* **RECORD EXTRACTS**:
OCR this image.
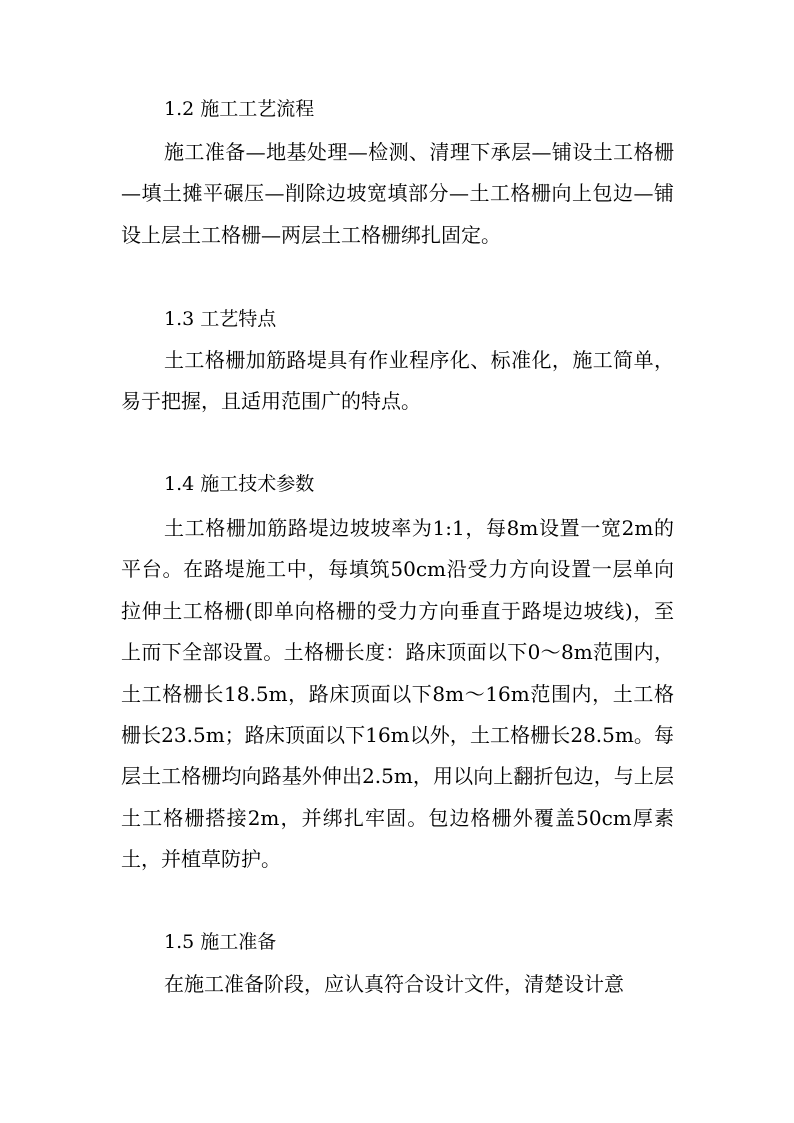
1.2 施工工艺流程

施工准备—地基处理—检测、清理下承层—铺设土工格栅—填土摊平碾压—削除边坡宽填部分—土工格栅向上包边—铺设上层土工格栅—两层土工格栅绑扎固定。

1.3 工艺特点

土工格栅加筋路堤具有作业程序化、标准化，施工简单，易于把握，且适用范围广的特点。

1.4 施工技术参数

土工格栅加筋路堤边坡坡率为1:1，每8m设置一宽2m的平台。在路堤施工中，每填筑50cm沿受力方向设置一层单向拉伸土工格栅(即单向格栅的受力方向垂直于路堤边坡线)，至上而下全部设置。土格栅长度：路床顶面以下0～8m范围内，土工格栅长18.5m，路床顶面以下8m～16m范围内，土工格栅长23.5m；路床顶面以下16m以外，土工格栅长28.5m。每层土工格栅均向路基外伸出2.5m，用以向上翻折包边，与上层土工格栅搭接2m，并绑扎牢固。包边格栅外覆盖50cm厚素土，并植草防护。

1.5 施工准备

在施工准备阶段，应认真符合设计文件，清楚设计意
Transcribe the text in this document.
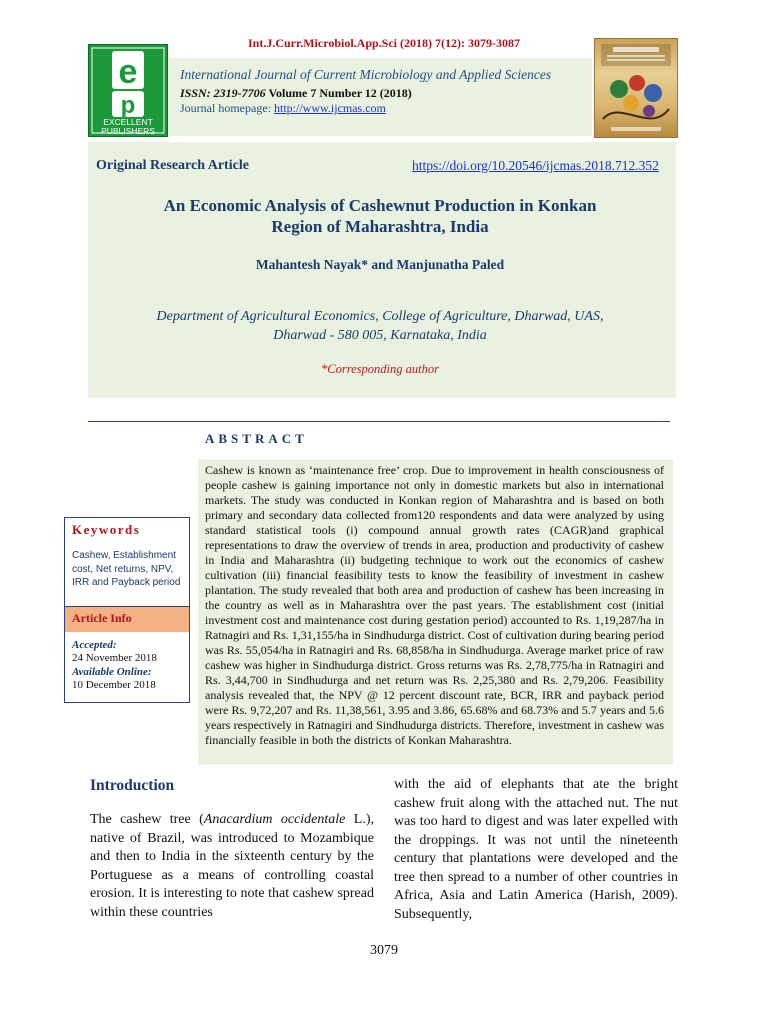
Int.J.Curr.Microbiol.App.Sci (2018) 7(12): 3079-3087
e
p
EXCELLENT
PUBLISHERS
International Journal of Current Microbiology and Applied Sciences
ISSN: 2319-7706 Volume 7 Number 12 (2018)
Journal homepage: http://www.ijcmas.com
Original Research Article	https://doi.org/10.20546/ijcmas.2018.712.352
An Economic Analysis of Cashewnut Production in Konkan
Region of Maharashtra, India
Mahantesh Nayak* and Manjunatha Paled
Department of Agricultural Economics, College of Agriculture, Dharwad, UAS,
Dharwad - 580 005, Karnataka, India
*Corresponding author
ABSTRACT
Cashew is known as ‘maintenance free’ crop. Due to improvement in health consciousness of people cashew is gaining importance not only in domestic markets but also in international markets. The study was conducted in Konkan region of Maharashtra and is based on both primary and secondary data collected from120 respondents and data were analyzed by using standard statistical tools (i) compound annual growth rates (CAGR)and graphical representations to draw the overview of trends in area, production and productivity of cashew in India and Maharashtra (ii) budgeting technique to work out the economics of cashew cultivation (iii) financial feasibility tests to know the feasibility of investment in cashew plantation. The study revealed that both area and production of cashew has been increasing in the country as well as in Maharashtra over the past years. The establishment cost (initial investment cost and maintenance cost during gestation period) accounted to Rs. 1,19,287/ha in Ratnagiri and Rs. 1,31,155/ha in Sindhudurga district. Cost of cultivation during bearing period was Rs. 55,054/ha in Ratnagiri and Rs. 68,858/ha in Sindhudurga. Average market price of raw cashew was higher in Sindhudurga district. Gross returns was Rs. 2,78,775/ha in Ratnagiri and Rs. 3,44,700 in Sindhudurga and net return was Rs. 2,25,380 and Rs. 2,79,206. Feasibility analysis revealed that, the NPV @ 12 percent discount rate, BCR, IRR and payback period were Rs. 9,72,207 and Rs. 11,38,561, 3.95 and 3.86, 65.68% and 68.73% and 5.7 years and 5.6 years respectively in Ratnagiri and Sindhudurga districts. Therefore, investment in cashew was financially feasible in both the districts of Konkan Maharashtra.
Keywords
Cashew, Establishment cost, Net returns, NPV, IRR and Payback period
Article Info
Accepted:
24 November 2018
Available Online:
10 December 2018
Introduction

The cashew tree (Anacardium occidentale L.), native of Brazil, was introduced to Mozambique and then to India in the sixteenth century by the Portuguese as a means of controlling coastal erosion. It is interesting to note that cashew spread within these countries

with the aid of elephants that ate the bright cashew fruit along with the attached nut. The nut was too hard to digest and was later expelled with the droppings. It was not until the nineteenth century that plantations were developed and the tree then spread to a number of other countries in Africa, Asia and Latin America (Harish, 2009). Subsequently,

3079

* **EXERCISE BRIEF**: Repeat the entries exactly. Pictures are excluded from the copy.

* **THE RESPONSE**:
OCR this image.
1.2 施工工艺流程

施工准备—地基处理—检测、清理下承层—铺设土工格栅—填土摊平碾压—削除边坡宽填部分—土工格栅向上包边—铺设上层土工格栅—两层土工格栅绑扎固定。

1.3 工艺特点

土工格栅加筋路堤具有作业程序化、标准化，施工简单，易于把握，且适用范围广的特点。

1.4 施工技术参数

土工格栅加筋路堤边坡坡率为1:1，每8m设置一宽2m的平台。在路堤施工中，每填筑50cm沿受力方向设置一层单向拉伸土工格栅(即单向格栅的受力方向垂直于路堤边坡线)，至上而下全部设置。土格栅长度：路床顶面以下0～8m范围内，土工格栅长18.5m，路床顶面以下8m～16m范围内，土工格栅长23.5m；路床顶面以下16m以外，土工格栅长28.5m。每层土工格栅均向路基外伸出2.5m，用以向上翻折包边，与上层土工格栅搭接2m，并绑扎牢固。包边格栅外覆盖50cm厚素土，并植草防护。

1.5 施工准备

在施工准备阶段，应认真符合设计文件，清楚设计意
Transcribe the text in this document.
Int.J.Curr.Microbiol.App.Sci (2018) 7(12): 3079-3087
e
p
EXCELLENT
PUBLISHERS
International Journal of Current Microbiology and Applied Sciences
ISSN: 2319-7706 Volume 7 Number 12 (2018)
Journal homepage: http://www.ijcmas.com
Original Research Article	https://doi.org/10.20546/ijcmas.2018.712.352
An Economic Analysis of Cashewnut Production in Konkan
Region of Maharashtra, India
Mahantesh Nayak* and Manjunatha Paled
Department of Agricultural Economics, College of Agriculture, Dharwad, UAS,
Dharwad - 580 005, Karnataka, India
*Corresponding author
ABSTRACT
Cashew is known as ‘maintenance free’ crop. Due to improvement in health consciousness of people cashew is gaining importance not only in domestic markets but also in international markets. The study was conducted in Konkan region of Maharashtra and is based on both primary and secondary data collected from120 respondents and data were analyzed by using standard statistical tools (i) compound annual growth rates (CAGR)and graphical representations to draw the overview of trends in area, production and productivity of cashew in India and Maharashtra (ii) budgeting technique to work out the economics of cashew cultivation (iii) financial feasibility tests to know the feasibility of investment in cashew plantation. The study revealed that both area and production of cashew has been increasing in the country as well as in Maharashtra over the past years. The establishment cost (initial investment cost and maintenance cost during gestation period) accounted to Rs. 1,19,287/ha in Ratnagiri and Rs. 1,31,155/ha in Sindhudurga district. Cost of cultivation during bearing period was Rs. 55,054/ha in Ratnagiri and Rs. 68,858/ha in Sindhudurga. Average market price of raw cashew was higher in Sindhudurga district. Gross returns was Rs. 2,78,775/ha in Ratnagiri and Rs. 3,44,700 in Sindhudurga and net return was Rs. 2,25,380 and Rs. 2,79,206. Feasibility analysis revealed that, the NPV @ 12 percent discount rate, BCR, IRR and payback period were Rs. 9,72,207 and Rs. 11,38,561, 3.95 and 3.86, 65.68% and 68.73% and 5.7 years and 5.6 years respectively in Ratnagiri and Sindhudurga districts. Therefore, investment in cashew was financially feasible in both the districts of Konkan Maharashtra.
Keywords
Cashew, Establishment cost, Net returns, NPV, IRR and Payback period
Article Info
Accepted:
24 November 2018
Available Online:
10 December 2018
Introduction

The cashew tree (Anacardium occidentale L.), native of Brazil, was introduced to Mozambique and then to India in the sixteenth century by the Portuguese as a means of controlling coastal erosion. It is interesting to note that cashew spread within these countries

with the aid of elephants that ate the bright cashew fruit along with the attached nut. The nut was too hard to digest and was later expelled with the droppings. It was not until the nineteenth century that plantations were developed and the tree then spread to a number of other countries in Africa, Asia and Latin America (Harish, 2009). Subsequently,

3079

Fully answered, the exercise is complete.